## The exercise
Restate the material word for word and leave out anything that is a picture.

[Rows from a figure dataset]
■ ■ ■
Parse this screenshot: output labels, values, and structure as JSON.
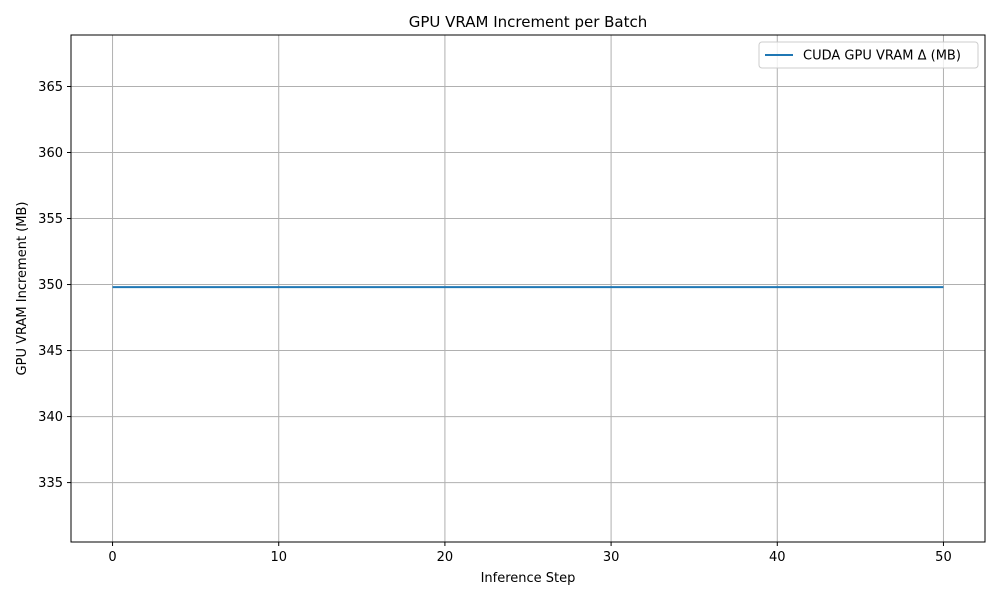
{
  "chart_data": {
    "type": "line",
    "title": "GPU VRAM Increment per Batch",
    "xlabel": "Inference Step",
    "ylabel": "GPU VRAM Increment (MB)",
    "xlim": [
      -2.5,
      52.5
    ],
    "ylim": [
      330.5,
      368.9
    ],
    "x_ticks": [
      0,
      10,
      20,
      30,
      40,
      50
    ],
    "y_ticks": [
      335,
      340,
      345,
      350,
      355,
      360,
      365
    ],
    "grid": true,
    "legend_position": "top-right",
    "series": [
      {
        "name": "CUDA GPU VRAM Δ (MB)",
        "color": "#1f77b4",
        "x": [
          0,
          50
        ],
        "y": [
          349.8,
          349.8
        ]
      }
    ]
  }
}
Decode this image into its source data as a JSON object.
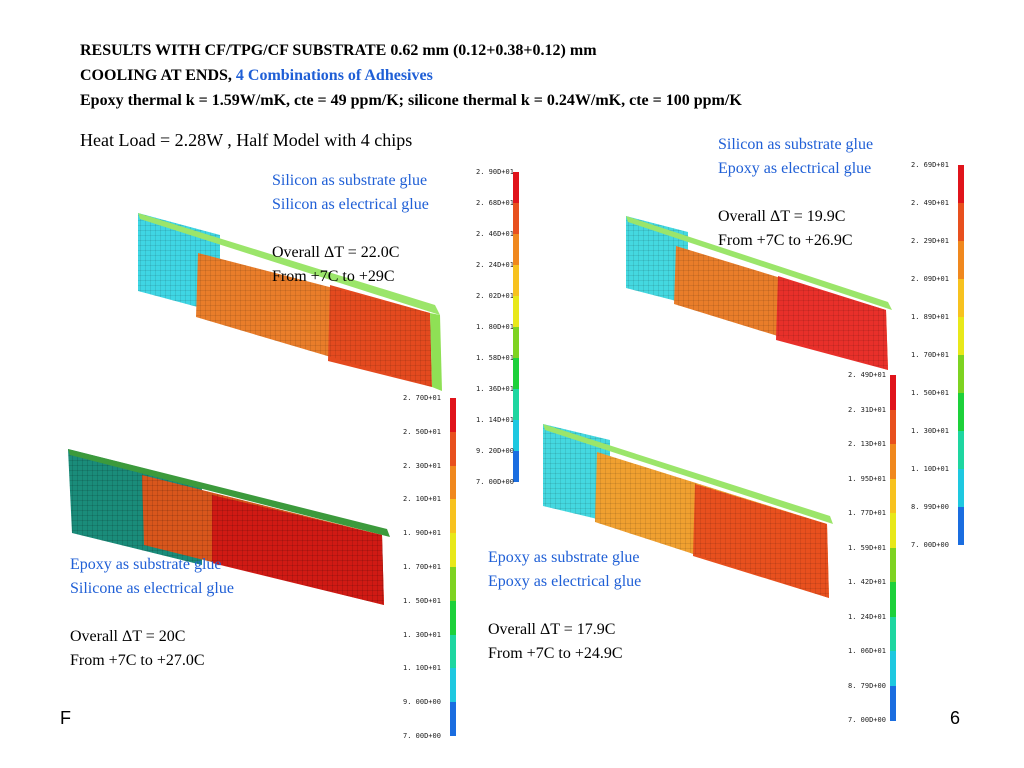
{
  "header": {
    "line1": "RESULTS WITH CF/TPG/CF SUBSTRATE 0.62 mm (0.12+0.38+0.12) mm",
    "line2_prefix": "COOLING AT ENDS, ",
    "line2_highlight": "4 Combinations of Adhesives",
    "line3": "Epoxy thermal k = 1.59W/mK, cte = 49 ppm/K; silicone thermal k = 0.24W/mK, cte = 100 ppm/K"
  },
  "heat_load": "Heat Load = 2.28W , Half Model with 4 chips",
  "panels": [
    {
      "glue1": "Silicon as substrate glue",
      "glue2": "Silicon as electrical glue",
      "delta": "Overall ΔT = 22.0C",
      "range": "From +7C to +29C",
      "scale": [
        "2. 90D+01",
        "2. 68D+01",
        "2. 46D+01",
        "2. 24D+01",
        "2. 02D+01",
        "1. 80D+01",
        "1. 58D+01",
        "1. 36D+01",
        "1. 14D+01",
        "9. 20D+00",
        "7. 00D+00"
      ]
    },
    {
      "glue1": "Silicon as substrate glue",
      "glue2": "Epoxy as electrical glue",
      "delta": "Overall ΔT = 19.9C",
      "range": "From +7C to +26.9C",
      "scale": [
        "2. 69D+01",
        "2. 49D+01",
        "2. 29D+01",
        "2. 09D+01",
        "1. 89D+01",
        "1. 70D+01",
        "1. 50D+01",
        "1. 30D+01",
        "1. 10D+01",
        "8. 99D+00",
        "7. 00D+00"
      ]
    },
    {
      "glue1": "Epoxy as substrate glue",
      "glue2": "Silicone as electrical glue",
      "delta": "Overall ΔT = 20C",
      "range": "From +7C to +27.0C",
      "scale": [
        "2. 70D+01",
        "2. 50D+01",
        "2. 30D+01",
        "2. 10D+01",
        "1. 90D+01",
        "1. 70D+01",
        "1. 50D+01",
        "1. 30D+01",
        "1. 10D+01",
        "9. 00D+00",
        "7. 00D+00"
      ]
    },
    {
      "glue1": "Epoxy as substrate glue",
      "glue2": "Epoxy as electrical glue",
      "delta": "Overall ΔT = 17.9C",
      "range": "From +7C to +24.9C",
      "scale": [
        "2. 49D+01",
        "2. 31D+01",
        "2. 13D+01",
        "1. 95D+01",
        "1. 77D+01",
        "1. 59D+01",
        "1. 42D+01",
        "1. 24D+01",
        "1. 06D+01",
        "8. 79D+00",
        "7. 00D+00"
      ]
    }
  ],
  "footer_left": "F",
  "page_number": "6",
  "colors": {
    "highlight": "#1f5fd6",
    "scale": [
      "#e0141b",
      "#e8501e",
      "#f0881e",
      "#f7c21f",
      "#e8e81a",
      "#7ed321",
      "#1dd13a",
      "#1ed6a0",
      "#1ec8e0",
      "#1a6de0",
      "#1b1bd0"
    ]
  }
}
■ ■ ■
## Written response
Parse this screenshot: output labels, values, and structure as JSON.
{
  "chart_data": {
    "type": "line",
    "title": "GPU VRAM Increment per Batch",
    "xlabel": "Inference Step",
    "ylabel": "GPU VRAM Increment (MB)",
    "xlim": [
      -2.5,
      52.5
    ],
    "ylim": [
      330.5,
      368.9
    ],
    "x_ticks": [
      0,
      10,
      20,
      30,
      40,
      50
    ],
    "y_ticks": [
      335,
      340,
      345,
      350,
      355,
      360,
      365
    ],
    "grid": true,
    "legend_position": "top-right",
    "series": [
      {
        "name": "CUDA GPU VRAM Δ (MB)",
        "color": "#1f77b4",
        "x": [
          0,
          50
        ],
        "y": [
          349.8,
          349.8
        ]
      }
    ]
  }
}
Decode this image into its source data as a JSON object.
{
  "header": {
    "line1": "RESULTS WITH CF/TPG/CF SUBSTRATE 0.62 mm (0.12+0.38+0.12) mm",
    "line2_prefix": "COOLING AT ENDS, ",
    "line2_highlight": "4 Combinations of Adhesives",
    "line3": "Epoxy thermal k = 1.59W/mK, cte = 49 ppm/K; silicone thermal k = 0.24W/mK, cte = 100 ppm/K"
  },
  "heat_load": "Heat Load = 2.28W , Half Model with 4 chips",
  "panels": [
    {
      "glue1": "Silicon as substrate glue",
      "glue2": "Silicon as electrical glue",
      "delta": "Overall ΔT = 22.0C",
      "range": "From +7C to +29C",
      "scale": [
        "2. 90D+01",
        "2. 68D+01",
        "2. 46D+01",
        "2. 24D+01",
        "2. 02D+01",
        "1. 80D+01",
        "1. 58D+01",
        "1. 36D+01",
        "1. 14D+01",
        "9. 20D+00",
        "7. 00D+00"
      ]
    },
    {
      "glue1": "Silicon as substrate glue",
      "glue2": "Epoxy as electrical glue",
      "delta": "Overall ΔT = 19.9C",
      "range": "From +7C to +26.9C",
      "scale": [
        "2. 69D+01",
        "2. 49D+01",
        "2. 29D+01",
        "2. 09D+01",
        "1. 89D+01",
        "1. 70D+01",
        "1. 50D+01",
        "1. 30D+01",
        "1. 10D+01",
        "8. 99D+00",
        "7. 00D+00"
      ]
    },
    {
      "glue1": "Epoxy as substrate glue",
      "glue2": "Silicone as electrical glue",
      "delta": "Overall ΔT = 20C",
      "range": "From +7C to +27.0C",
      "scale": [
        "2. 70D+01",
        "2. 50D+01",
        "2. 30D+01",
        "2. 10D+01",
        "1. 90D+01",
        "1. 70D+01",
        "1. 50D+01",
        "1. 30D+01",
        "1. 10D+01",
        "9. 00D+00",
        "7. 00D+00"
      ]
    },
    {
      "glue1": "Epoxy as substrate glue",
      "glue2": "Epoxy as electrical glue",
      "delta": "Overall ΔT = 17.9C",
      "range": "From +7C to +24.9C",
      "scale": [
        "2. 49D+01",
        "2. 31D+01",
        "2. 13D+01",
        "1. 95D+01",
        "1. 77D+01",
        "1. 59D+01",
        "1. 42D+01",
        "1. 24D+01",
        "1. 06D+01",
        "8. 79D+00",
        "7. 00D+00"
      ]
    }
  ],
  "footer_left": "F",
  "page_number": "6",
  "colors": {
    "highlight": "#1f5fd6",
    "scale": [
      "#e0141b",
      "#e8501e",
      "#f0881e",
      "#f7c21f",
      "#e8e81a",
      "#7ed321",
      "#1dd13a",
      "#1ed6a0",
      "#1ec8e0",
      "#1a6de0",
      "#1b1bd0"
    ]
  }
}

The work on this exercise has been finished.